## BRIEF
Give the listing again in full, exactly as written.

----- DATA SECTION -----

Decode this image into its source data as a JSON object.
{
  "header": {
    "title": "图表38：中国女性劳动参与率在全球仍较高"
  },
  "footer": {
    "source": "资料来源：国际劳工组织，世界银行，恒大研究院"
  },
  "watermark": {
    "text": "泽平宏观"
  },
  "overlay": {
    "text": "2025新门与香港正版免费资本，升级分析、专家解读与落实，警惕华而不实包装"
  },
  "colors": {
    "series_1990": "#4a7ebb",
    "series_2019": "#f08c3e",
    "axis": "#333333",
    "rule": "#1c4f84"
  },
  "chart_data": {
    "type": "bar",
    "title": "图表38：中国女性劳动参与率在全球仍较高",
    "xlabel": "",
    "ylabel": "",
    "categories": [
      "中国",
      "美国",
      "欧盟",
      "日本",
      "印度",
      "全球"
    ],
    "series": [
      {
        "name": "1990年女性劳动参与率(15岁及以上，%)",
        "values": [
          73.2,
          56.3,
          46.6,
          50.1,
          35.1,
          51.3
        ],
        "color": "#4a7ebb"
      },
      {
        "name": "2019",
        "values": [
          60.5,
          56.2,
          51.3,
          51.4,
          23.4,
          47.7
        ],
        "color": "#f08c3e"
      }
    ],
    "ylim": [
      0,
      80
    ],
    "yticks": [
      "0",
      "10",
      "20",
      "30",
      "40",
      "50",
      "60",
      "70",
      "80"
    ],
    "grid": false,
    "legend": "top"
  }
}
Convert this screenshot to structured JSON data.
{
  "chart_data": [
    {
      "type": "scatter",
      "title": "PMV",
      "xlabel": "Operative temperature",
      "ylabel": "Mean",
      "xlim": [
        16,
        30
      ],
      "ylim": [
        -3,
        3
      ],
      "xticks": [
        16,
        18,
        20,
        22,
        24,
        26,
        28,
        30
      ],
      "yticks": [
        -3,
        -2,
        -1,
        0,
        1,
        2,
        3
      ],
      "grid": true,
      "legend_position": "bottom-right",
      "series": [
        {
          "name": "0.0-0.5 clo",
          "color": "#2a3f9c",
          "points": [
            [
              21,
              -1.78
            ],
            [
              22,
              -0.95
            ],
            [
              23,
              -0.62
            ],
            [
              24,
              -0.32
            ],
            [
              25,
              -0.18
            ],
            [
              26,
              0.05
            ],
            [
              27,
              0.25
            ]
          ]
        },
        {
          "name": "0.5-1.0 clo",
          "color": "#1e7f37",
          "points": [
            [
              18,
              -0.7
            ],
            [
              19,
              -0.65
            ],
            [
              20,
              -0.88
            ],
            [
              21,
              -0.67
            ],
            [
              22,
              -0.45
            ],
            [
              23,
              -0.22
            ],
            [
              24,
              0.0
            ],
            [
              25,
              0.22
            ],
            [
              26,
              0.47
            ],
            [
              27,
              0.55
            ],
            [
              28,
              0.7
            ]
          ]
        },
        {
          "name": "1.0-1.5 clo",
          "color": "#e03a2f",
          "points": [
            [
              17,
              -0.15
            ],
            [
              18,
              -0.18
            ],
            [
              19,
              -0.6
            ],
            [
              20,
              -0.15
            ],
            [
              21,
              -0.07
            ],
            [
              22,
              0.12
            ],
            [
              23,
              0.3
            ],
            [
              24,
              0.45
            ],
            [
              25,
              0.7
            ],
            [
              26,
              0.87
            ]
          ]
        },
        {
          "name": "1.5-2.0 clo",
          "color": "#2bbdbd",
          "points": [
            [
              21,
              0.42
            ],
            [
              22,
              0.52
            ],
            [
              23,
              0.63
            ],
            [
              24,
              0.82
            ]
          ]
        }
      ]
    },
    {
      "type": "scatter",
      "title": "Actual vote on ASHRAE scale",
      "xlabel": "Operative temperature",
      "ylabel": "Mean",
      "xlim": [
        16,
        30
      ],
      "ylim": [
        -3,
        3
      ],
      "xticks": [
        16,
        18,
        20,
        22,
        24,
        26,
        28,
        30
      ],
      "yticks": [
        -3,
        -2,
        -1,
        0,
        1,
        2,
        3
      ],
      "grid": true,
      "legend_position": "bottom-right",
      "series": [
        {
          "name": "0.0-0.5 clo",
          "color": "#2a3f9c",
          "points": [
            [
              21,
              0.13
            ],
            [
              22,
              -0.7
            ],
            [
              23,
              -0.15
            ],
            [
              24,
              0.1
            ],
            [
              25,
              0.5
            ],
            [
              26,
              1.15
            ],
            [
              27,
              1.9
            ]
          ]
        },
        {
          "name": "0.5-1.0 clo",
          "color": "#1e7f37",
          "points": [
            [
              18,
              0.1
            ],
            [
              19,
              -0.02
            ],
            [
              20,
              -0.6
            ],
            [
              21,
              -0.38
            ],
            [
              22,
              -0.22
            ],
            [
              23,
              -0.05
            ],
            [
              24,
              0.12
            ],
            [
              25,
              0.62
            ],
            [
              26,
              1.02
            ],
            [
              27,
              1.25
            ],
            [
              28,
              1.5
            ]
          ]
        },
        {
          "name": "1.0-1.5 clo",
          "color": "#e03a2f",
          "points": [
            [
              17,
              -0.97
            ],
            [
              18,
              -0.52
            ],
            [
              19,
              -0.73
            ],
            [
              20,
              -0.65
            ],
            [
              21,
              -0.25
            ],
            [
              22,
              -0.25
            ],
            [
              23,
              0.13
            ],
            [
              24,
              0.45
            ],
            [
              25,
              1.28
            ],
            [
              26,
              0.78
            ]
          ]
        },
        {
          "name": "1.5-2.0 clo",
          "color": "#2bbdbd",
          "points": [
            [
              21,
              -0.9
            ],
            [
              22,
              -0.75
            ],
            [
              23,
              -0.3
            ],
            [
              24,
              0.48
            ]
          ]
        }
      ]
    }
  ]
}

-----

## RESULT OF THIS EXERCISE
Decode this image into its source data as a JSON object.
{
  "header": {
    "title": "图表38：中国女性劳动参与率在全球仍较高"
  },
  "footer": {
    "source": "资料来源：国际劳工组织，世界银行，恒大研究院"
  },
  "watermark": {
    "text": "泽平宏观"
  },
  "overlay": {
    "text": "2025新门与香港正版免费资本，升级分析、专家解读与落实，警惕华而不实包装"
  },
  "colors": {
    "series_1990": "#4a7ebb",
    "series_2019": "#f08c3e",
    "axis": "#333333",
    "rule": "#1c4f84"
  },
  "chart_data": {
    "type": "bar",
    "title": "图表38：中国女性劳动参与率在全球仍较高",
    "xlabel": "",
    "ylabel": "",
    "categories": [
      "中国",
      "美国",
      "欧盟",
      "日本",
      "印度",
      "全球"
    ],
    "series": [
      {
        "name": "1990年女性劳动参与率(15岁及以上，%)",
        "values": [
          73.2,
          56.3,
          46.6,
          50.1,
          35.1,
          51.3
        ],
        "color": "#4a7ebb"
      },
      {
        "name": "2019",
        "values": [
          60.5,
          56.2,
          51.3,
          51.4,
          23.4,
          47.7
        ],
        "color": "#f08c3e"
      }
    ],
    "ylim": [
      0,
      80
    ],
    "yticks": [
      "0",
      "10",
      "20",
      "30",
      "40",
      "50",
      "60",
      "70",
      "80"
    ],
    "grid": false,
    "legend": "top"
  }
}
Convert this screenshot to structured JSON data.
{
  "chart_data": [
    {
      "type": "scatter",
      "title": "PMV",
      "xlabel": "Operative temperature",
      "ylabel": "Mean",
      "xlim": [
        16,
        30
      ],
      "ylim": [
        -3,
        3
      ],
      "xticks": [
        16,
        18,
        20,
        22,
        24,
        26,
        28,
        30
      ],
      "yticks": [
        -3,
        -2,
        -1,
        0,
        1,
        2,
        3
      ],
      "grid": true,
      "legend_position": "bottom-right",
      "series": [
        {
          "name": "0.0-0.5 clo",
          "color": "#2a3f9c",
          "points": [
            [
              21,
              -1.78
            ],
            [
              22,
              -0.95
            ],
            [
              23,
              -0.62
            ],
            [
              24,
              -0.32
            ],
            [
              25,
              -0.18
            ],
            [
              26,
              0.05
            ],
            [
              27,
              0.25
            ]
          ]
        },
        {
          "name": "0.5-1.0 clo",
          "color": "#1e7f37",
          "points": [
            [
              18,
              -0.7
            ],
            [
              19,
              -0.65
            ],
            [
              20,
              -0.88
            ],
            [
              21,
              -0.67
            ],
            [
              22,
              -0.45
            ],
            [
              23,
              -0.22
            ],
            [
              24,
              0.0
            ],
            [
              25,
              0.22
            ],
            [
              26,
              0.47
            ],
            [
              27,
              0.55
            ],
            [
              28,
              0.7
            ]
          ]
        },
        {
          "name": "1.0-1.5 clo",
          "color": "#e03a2f",
          "points": [
            [
              17,
              -0.15
            ],
            [
              18,
              -0.18
            ],
            [
              19,
              -0.6
            ],
            [
              20,
              -0.15
            ],
            [
              21,
              -0.07
            ],
            [
              22,
              0.12
            ],
            [
              23,
              0.3
            ],
            [
              24,
              0.45
            ],
            [
              25,
              0.7
            ],
            [
              26,
              0.87
            ]
          ]
        },
        {
          "name": "1.5-2.0 clo",
          "color": "#2bbdbd",
          "points": [
            [
              21,
              0.42
            ],
            [
              22,
              0.52
            ],
            [
              23,
              0.63
            ],
            [
              24,
              0.82
            ]
          ]
        }
      ]
    },
    {
      "type": "scatter",
      "title": "Actual vote on ASHRAE scale",
      "xlabel": "Operative temperature",
      "ylabel": "Mean",
      "xlim": [
        16,
        30
      ],
      "ylim": [
        -3,
        3
      ],
      "xticks": [
        16,
        18,
        20,
        22,
        24,
        26,
        28,
        30
      ],
      "yticks": [
        -3,
        -2,
        -1,
        0,
        1,
        2,
        3
      ],
      "grid": true,
      "legend_position": "bottom-right",
      "series": [
        {
          "name": "0.0-0.5 clo",
          "color": "#2a3f9c",
          "points": [
            [
              21,
              0.13
            ],
            [
              22,
              -0.7
            ],
            [
              23,
              -0.15
            ],
            [
              24,
              0.1
            ],
            [
              25,
              0.5
            ],
            [
              26,
              1.15
            ],
            [
              27,
              1.9
            ]
          ]
        },
        {
          "name": "0.5-1.0 clo",
          "color": "#1e7f37",
          "points": [
            [
              18,
              0.1
            ],
            [
              19,
              -0.02
            ],
            [
              20,
              -0.6
            ],
            [
              21,
              -0.38
            ],
            [
              22,
              -0.22
            ],
            [
              23,
              -0.05
            ],
            [
              24,
              0.12
            ],
            [
              25,
              0.62
            ],
            [
              26,
              1.02
            ],
            [
              27,
              1.25
            ],
            [
              28,
              1.5
            ]
          ]
        },
        {
          "name": "1.0-1.5 clo",
          "color": "#e03a2f",
          "points": [
            [
              17,
              -0.97
            ],
            [
              18,
              -0.52
            ],
            [
              19,
              -0.73
            ],
            [
              20,
              -0.65
            ],
            [
              21,
              -0.25
            ],
            [
              22,
              -0.25
            ],
            [
              23,
              0.13
            ],
            [
              24,
              0.45
            ],
            [
              25,
              1.28
            ],
            [
              26,
              0.78
            ]
          ]
        },
        {
          "name": "1.5-2.0 clo",
          "color": "#2bbdbd",
          "points": [
            [
              21,
              -0.9
            ],
            [
              22,
              -0.75
            ],
            [
              23,
              -0.3
            ],
            [
              24,
              0.48
            ]
          ]
        }
      ]
    }
  ]
}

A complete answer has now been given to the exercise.